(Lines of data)
◇ ◇ ◇ ◇

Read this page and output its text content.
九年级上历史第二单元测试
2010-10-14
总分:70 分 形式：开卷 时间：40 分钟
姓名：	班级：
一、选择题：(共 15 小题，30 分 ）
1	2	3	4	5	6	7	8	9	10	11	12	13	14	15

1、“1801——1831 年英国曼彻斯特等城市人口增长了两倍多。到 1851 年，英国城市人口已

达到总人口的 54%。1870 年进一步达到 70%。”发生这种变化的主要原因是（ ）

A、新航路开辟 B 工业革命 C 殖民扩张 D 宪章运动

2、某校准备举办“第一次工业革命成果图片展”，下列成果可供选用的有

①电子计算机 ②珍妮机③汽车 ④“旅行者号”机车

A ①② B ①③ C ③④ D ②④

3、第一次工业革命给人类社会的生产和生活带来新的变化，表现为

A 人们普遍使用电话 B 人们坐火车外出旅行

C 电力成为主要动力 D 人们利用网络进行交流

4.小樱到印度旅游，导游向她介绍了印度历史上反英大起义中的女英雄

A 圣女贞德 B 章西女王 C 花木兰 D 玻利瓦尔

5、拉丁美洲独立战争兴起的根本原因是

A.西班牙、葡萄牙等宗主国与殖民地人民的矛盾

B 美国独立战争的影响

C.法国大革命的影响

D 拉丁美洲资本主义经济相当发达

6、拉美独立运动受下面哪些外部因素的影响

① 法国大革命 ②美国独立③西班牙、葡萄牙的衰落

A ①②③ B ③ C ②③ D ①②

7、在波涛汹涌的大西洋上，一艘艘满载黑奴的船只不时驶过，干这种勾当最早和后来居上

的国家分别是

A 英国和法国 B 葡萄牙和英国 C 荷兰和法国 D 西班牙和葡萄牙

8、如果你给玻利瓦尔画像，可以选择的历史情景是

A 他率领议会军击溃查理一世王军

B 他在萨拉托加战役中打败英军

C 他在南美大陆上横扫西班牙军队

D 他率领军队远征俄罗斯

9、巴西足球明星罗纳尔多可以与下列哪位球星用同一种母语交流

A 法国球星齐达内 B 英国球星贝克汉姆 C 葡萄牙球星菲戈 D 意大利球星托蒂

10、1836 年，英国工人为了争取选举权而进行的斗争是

◇ ◇ ◇ ◇

- _Directions for this task_:
Reproduce all data above, unchanged.

- _Complete output_:
Read this page and output its text content.
九年级上历史第二单元测试
2010-10-14
总分:70 分 形式：开卷 时间：40 分钟
姓名：	班级：
一、选择题：(共 15 小题，30 分 ）
1	2	3	4	5	6	7	8	9	10	11	12	13	14	15

1、“1801——1831 年英国曼彻斯特等城市人口增长了两倍多。到 1851 年，英国城市人口已

达到总人口的 54%。1870 年进一步达到 70%。”发生这种变化的主要原因是（ ）

A、新航路开辟 B 工业革命 C 殖民扩张 D 宪章运动

2、某校准备举办“第一次工业革命成果图片展”，下列成果可供选用的有

①电子计算机 ②珍妮机③汽车 ④“旅行者号”机车

A ①② B ①③ C ③④ D ②④

3、第一次工业革命给人类社会的生产和生活带来新的变化，表现为

A 人们普遍使用电话 B 人们坐火车外出旅行

C 电力成为主要动力 D 人们利用网络进行交流

4.小樱到印度旅游，导游向她介绍了印度历史上反英大起义中的女英雄

A 圣女贞德 B 章西女王 C 花木兰 D 玻利瓦尔

5、拉丁美洲独立战争兴起的根本原因是

A.西班牙、葡萄牙等宗主国与殖民地人民的矛盾

B 美国独立战争的影响

C.法国大革命的影响

D 拉丁美洲资本主义经济相当发达

6、拉美独立运动受下面哪些外部因素的影响

① 法国大革命 ②美国独立③西班牙、葡萄牙的衰落

A ①②③ B ③ C ②③ D ①②

7、在波涛汹涌的大西洋上，一艘艘满载黑奴的船只不时驶过，干这种勾当最早和后来居上

的国家分别是

A 英国和法国 B 葡萄牙和英国 C 荷兰和法国 D 西班牙和葡萄牙

8、如果你给玻利瓦尔画像，可以选择的历史情景是

A 他率领议会军击溃查理一世王军

B 他在萨拉托加战役中打败英军

C 他在南美大陆上横扫西班牙军队

D 他率领军队远征俄罗斯

9、巴西足球明星罗纳尔多可以与下列哪位球星用同一种母语交流

A 法国球星齐达内 B 英国球星贝克汉姆 C 葡萄牙球星菲戈 D 意大利球星托蒂

10、1836 年，英国工人为了争取选举权而进行的斗争是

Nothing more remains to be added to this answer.